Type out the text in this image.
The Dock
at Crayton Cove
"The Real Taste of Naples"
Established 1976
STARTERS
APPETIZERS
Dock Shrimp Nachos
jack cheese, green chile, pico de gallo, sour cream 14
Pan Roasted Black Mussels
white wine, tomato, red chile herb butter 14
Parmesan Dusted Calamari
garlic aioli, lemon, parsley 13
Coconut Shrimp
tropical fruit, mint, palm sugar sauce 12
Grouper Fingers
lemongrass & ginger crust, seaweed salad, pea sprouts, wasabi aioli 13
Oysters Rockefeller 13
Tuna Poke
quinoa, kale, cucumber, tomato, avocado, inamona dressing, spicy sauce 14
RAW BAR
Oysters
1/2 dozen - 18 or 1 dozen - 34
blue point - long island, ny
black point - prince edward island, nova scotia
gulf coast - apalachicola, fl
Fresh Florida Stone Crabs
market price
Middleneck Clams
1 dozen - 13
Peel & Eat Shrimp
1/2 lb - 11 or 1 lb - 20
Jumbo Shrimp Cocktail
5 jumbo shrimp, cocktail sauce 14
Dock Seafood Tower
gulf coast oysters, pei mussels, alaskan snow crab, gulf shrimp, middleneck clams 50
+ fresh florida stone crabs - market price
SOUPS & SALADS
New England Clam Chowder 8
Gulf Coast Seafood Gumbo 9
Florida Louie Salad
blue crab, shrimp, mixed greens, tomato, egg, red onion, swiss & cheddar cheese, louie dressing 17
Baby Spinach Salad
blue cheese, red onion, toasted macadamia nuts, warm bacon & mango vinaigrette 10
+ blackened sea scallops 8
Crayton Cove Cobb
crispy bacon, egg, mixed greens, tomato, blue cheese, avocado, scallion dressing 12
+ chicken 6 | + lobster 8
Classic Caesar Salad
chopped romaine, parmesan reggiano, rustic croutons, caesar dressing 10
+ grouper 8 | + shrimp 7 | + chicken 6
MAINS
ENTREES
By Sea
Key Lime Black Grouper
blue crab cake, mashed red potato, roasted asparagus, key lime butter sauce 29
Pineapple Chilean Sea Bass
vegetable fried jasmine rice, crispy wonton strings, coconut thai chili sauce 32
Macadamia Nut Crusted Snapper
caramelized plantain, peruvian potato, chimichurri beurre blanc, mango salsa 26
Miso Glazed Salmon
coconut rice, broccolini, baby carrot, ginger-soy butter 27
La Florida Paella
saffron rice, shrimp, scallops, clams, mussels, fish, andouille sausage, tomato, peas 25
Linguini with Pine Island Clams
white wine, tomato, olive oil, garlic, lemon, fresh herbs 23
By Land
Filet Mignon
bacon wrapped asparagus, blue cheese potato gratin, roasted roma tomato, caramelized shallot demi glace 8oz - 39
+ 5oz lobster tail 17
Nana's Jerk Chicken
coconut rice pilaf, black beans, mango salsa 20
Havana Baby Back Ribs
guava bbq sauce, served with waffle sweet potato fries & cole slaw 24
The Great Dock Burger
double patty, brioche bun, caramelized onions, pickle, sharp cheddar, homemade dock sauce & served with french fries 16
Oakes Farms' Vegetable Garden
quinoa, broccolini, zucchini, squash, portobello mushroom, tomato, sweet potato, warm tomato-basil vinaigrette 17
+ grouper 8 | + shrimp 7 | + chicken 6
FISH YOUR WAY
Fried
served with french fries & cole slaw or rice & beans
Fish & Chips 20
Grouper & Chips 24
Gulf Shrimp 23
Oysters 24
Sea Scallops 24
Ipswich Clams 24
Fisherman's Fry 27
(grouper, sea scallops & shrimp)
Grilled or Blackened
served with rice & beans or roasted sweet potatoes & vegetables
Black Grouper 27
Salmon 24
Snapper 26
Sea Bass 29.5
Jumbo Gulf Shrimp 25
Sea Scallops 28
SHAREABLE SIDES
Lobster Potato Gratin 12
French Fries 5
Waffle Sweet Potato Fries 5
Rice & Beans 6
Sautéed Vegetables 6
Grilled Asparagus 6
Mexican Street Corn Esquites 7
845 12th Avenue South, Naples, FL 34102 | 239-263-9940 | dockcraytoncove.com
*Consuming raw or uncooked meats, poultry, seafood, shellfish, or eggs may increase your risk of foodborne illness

+ + + + +

Problem:
From the entries, copy out each line containing the word "white".

Full response:
white wine, tomato, red chile herb butter 14
white wine, tomato, olive oil, garlic, lemon, fresh herbs 23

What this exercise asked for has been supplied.